#### TASK GOAL:
Give the number of lines in the data that contain "老师期待着你的新作品", and nothing more.

(Extracted data entries)

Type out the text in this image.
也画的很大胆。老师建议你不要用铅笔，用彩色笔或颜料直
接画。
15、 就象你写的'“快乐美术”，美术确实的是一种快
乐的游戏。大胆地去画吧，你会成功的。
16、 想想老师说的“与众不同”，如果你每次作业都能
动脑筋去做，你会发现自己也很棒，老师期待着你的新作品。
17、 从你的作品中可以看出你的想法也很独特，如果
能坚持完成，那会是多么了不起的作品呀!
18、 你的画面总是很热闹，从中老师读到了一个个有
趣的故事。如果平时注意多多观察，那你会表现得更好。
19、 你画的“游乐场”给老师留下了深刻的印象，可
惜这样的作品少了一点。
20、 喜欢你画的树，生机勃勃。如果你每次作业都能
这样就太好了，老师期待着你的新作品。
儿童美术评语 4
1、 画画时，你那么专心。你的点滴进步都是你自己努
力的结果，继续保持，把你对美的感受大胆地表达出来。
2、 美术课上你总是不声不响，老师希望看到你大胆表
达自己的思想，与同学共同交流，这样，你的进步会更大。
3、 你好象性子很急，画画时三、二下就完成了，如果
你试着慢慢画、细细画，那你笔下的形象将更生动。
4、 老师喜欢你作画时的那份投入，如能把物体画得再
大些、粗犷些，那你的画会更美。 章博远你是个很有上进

#### WRITTEN ANSWER:
2